━━━━━ Given information

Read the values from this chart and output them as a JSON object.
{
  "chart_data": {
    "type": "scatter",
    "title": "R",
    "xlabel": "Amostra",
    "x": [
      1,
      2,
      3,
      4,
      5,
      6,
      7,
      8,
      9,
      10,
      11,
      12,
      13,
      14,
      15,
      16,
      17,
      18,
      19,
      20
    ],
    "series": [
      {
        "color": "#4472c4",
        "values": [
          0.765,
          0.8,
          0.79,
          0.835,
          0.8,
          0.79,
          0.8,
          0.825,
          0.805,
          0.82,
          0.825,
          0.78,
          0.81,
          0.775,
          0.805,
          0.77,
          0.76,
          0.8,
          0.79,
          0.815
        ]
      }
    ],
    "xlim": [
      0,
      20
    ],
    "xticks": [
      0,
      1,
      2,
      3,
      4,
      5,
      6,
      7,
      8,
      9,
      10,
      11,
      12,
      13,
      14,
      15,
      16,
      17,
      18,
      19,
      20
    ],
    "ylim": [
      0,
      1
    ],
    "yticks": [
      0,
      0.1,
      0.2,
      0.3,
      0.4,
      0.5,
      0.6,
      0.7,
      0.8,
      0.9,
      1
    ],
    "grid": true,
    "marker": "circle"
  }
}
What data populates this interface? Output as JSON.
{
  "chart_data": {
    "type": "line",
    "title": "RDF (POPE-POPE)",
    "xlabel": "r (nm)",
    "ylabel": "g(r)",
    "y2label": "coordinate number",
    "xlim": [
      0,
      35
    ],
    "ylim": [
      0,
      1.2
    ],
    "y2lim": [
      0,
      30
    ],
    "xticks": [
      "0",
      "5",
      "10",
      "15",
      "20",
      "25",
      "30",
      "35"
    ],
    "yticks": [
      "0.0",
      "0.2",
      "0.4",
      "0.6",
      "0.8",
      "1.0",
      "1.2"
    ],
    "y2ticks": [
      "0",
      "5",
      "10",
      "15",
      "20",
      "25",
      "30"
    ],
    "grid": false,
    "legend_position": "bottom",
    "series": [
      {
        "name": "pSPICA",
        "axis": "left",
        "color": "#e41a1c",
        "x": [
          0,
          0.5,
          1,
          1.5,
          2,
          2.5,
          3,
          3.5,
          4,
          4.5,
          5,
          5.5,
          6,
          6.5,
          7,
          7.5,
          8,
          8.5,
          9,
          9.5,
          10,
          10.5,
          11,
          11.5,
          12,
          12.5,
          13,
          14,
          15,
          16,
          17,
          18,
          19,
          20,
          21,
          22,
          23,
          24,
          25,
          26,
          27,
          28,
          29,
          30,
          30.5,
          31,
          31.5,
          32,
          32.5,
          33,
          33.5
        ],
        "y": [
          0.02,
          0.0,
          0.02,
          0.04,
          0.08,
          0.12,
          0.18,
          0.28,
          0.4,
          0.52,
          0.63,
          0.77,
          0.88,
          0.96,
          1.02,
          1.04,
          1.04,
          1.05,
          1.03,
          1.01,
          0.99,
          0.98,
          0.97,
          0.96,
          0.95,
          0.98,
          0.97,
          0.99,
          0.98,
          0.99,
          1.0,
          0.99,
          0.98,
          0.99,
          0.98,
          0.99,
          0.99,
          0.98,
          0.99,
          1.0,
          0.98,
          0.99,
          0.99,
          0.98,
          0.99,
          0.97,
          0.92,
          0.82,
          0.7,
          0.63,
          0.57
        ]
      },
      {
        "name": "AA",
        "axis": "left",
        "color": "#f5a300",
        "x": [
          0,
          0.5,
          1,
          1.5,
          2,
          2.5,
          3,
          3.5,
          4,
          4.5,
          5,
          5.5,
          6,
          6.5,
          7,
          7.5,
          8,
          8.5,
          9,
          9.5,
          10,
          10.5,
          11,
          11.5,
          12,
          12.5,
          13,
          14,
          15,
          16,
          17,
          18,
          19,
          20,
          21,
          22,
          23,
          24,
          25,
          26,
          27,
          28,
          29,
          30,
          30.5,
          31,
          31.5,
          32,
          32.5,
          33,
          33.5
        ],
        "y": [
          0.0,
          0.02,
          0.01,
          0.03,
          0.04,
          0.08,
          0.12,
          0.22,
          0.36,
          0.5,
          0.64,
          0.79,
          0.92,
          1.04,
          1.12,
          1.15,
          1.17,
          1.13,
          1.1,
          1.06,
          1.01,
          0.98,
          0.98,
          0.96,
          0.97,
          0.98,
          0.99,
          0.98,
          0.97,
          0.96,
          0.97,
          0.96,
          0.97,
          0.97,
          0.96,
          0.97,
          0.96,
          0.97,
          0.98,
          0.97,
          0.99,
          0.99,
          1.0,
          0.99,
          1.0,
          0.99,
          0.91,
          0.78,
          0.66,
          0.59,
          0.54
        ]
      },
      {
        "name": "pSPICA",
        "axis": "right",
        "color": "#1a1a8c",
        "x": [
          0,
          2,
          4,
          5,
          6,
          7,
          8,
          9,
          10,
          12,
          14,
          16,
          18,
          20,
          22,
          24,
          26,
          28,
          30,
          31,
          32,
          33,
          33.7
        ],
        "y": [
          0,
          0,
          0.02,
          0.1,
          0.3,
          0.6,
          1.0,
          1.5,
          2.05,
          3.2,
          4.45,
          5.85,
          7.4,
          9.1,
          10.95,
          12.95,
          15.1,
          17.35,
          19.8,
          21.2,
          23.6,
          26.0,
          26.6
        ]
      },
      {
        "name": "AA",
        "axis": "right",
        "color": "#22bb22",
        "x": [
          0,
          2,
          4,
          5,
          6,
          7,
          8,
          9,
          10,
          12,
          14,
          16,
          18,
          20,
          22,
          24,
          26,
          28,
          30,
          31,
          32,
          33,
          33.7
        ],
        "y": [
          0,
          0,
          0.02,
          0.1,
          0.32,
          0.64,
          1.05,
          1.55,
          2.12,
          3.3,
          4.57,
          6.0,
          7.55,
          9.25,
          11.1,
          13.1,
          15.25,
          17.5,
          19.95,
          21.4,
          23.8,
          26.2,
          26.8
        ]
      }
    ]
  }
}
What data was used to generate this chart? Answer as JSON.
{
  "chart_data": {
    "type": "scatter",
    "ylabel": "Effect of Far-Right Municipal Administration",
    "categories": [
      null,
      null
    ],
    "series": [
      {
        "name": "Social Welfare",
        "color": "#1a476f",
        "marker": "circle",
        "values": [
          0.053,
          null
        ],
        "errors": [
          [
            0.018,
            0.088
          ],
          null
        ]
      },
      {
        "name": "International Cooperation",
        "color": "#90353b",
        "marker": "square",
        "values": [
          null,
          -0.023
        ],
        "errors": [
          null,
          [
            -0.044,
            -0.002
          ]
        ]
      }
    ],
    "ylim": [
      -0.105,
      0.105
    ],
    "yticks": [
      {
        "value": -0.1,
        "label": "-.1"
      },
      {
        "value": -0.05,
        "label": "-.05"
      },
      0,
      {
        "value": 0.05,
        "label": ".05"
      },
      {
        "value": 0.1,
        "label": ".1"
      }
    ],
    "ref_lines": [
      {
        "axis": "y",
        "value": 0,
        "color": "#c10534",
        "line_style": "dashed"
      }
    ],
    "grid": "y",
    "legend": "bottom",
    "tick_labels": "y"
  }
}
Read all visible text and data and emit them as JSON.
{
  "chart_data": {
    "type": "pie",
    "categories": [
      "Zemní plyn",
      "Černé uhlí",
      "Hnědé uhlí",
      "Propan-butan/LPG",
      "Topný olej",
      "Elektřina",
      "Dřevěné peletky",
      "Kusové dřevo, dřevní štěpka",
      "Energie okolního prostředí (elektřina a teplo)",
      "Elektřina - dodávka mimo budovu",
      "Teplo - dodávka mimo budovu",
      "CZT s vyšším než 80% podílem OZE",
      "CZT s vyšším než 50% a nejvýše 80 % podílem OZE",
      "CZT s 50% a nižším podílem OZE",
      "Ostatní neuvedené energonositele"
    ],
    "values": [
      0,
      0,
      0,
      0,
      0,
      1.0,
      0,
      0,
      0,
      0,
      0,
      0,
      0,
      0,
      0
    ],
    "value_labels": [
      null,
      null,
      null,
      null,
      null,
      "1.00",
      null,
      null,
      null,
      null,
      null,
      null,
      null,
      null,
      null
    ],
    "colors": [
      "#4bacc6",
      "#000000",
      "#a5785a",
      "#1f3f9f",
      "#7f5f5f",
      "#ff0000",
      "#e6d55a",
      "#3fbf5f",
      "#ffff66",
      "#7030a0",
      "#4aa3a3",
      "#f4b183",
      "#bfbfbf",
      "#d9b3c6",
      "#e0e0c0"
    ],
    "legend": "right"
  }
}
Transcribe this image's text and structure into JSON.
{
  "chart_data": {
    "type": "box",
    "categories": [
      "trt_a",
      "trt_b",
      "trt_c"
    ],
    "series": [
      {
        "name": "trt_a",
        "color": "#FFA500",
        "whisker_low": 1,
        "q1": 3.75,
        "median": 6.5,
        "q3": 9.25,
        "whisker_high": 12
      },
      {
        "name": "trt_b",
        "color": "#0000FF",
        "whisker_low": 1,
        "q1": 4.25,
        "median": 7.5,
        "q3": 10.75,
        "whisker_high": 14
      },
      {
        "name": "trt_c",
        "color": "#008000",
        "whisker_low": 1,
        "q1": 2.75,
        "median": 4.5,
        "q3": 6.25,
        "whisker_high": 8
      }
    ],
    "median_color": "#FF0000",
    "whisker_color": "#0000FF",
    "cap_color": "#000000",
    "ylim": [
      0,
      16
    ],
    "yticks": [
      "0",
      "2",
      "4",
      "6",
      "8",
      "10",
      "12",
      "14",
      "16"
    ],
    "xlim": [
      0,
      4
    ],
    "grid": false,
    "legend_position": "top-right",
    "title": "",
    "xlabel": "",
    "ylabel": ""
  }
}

━━━━━━━━━━

■ The request ■
Pick out each line containing "vyšším" and report it.

■ Worked solution ■
      "CZT s vyšším než 80% podílem OZE",
      "CZT s vyšším než 50% a nejvýše 80 % podílem OZE",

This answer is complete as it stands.